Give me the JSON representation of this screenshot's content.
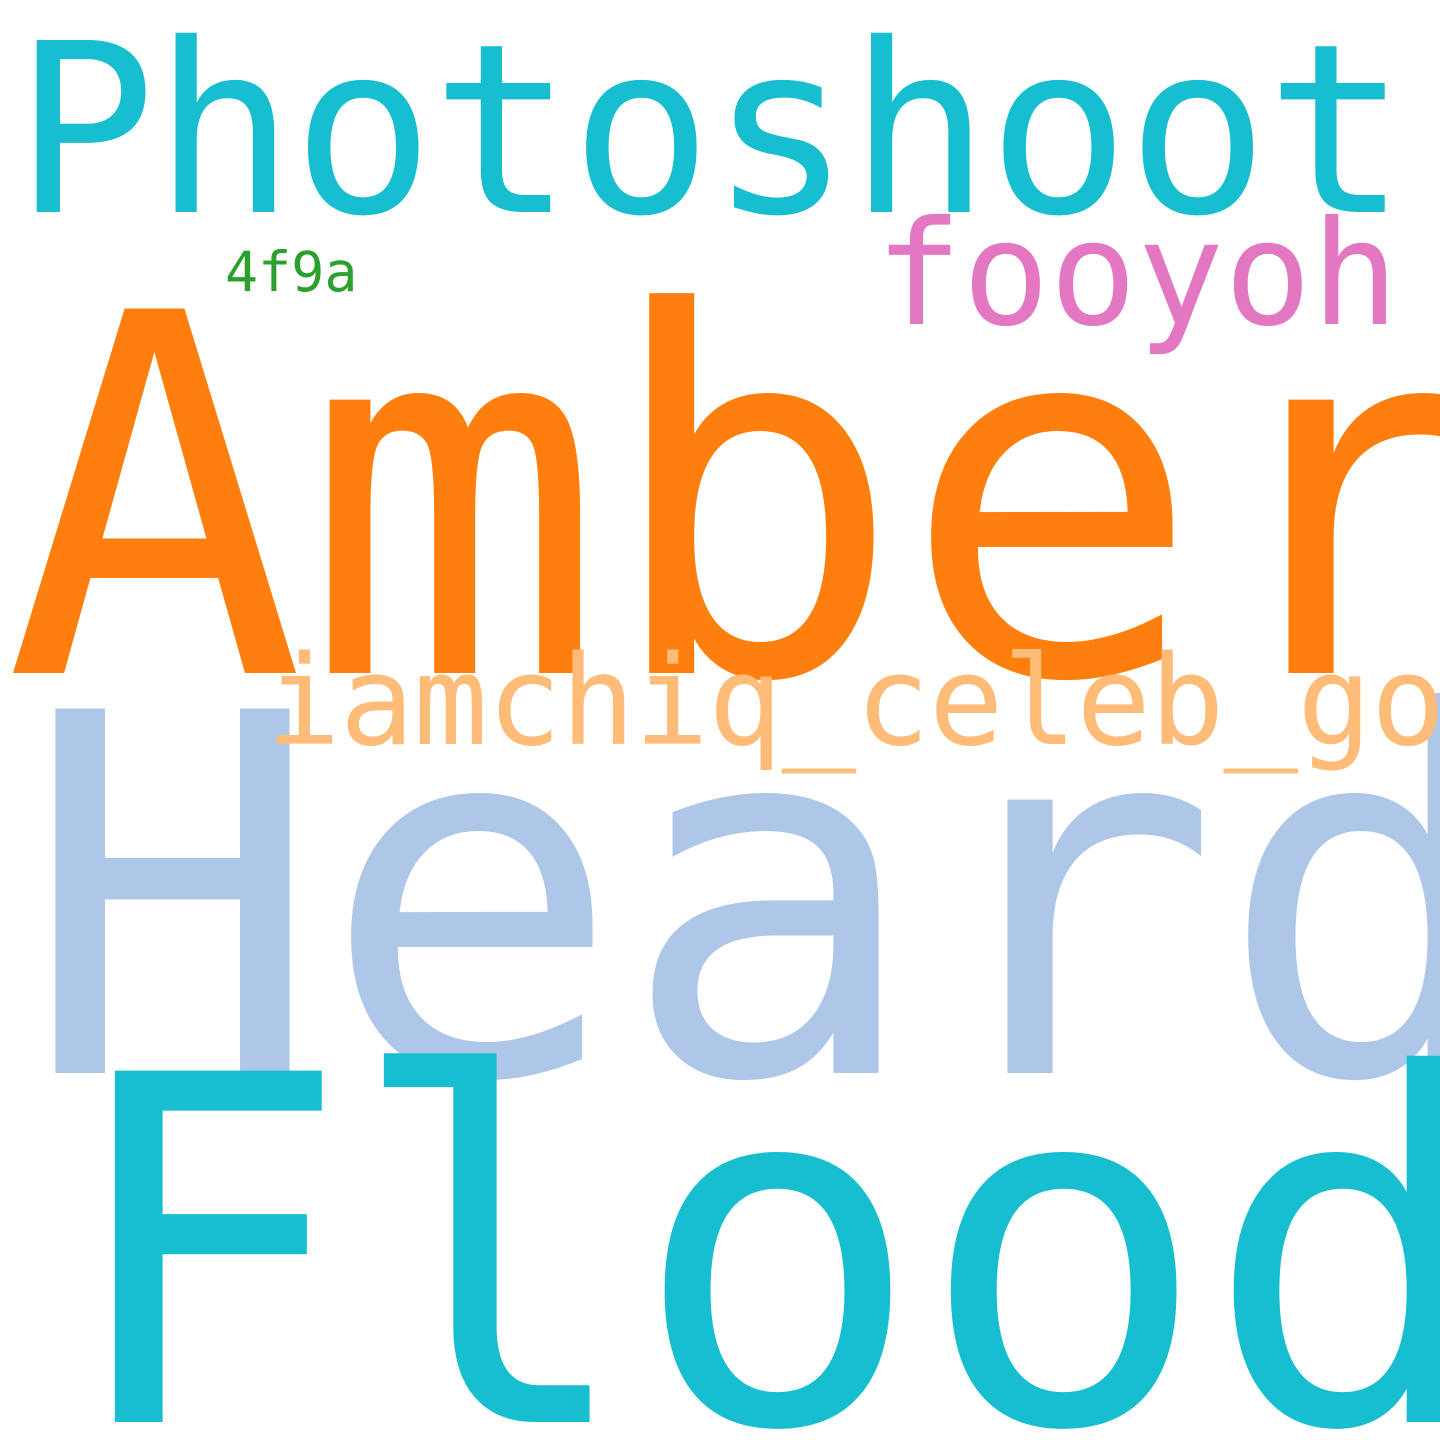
{
  "words": [
    {
      "text": "Heard",
      "color": "#aec7e8"
    },
    {
      "text": "Flood",
      "color": "#17becf"
    },
    {
      "text": "Amber",
      "color": "#ff7f0e"
    },
    {
      "text": "Photoshoot",
      "color": "#17becf"
    },
    {
      "text": "fooyoh",
      "color": "#e377c2"
    },
    {
      "text": "iamchiq_celeb_gossip",
      "color": "#ffbb78"
    },
    {
      "text": "4f9a",
      "color": "#2ca02c"
    }
  ]
}
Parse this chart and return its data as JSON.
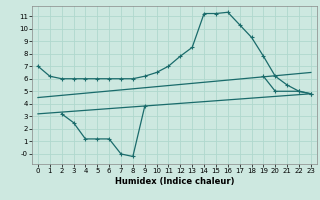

▶ _Problem requirements_:
Write the listing above out again exactly, dropping each image.

▶ _Answer to this problem_:
Give me the JSON representation of this screenshot's content.
{
  "words": [
    {
      "text": "Heard",
      "color": "#aec7e8"
    },
    {
      "text": "Flood",
      "color": "#17becf"
    },
    {
      "text": "Amber",
      "color": "#ff7f0e"
    },
    {
      "text": "Photoshoot",
      "color": "#17becf"
    },
    {
      "text": "fooyoh",
      "color": "#e377c2"
    },
    {
      "text": "iamchiq_celeb_gossip",
      "color": "#ffbb78"
    },
    {
      "text": "4f9a",
      "color": "#2ca02c"
    }
  ]
}
Parse this chart and return its data as JSON.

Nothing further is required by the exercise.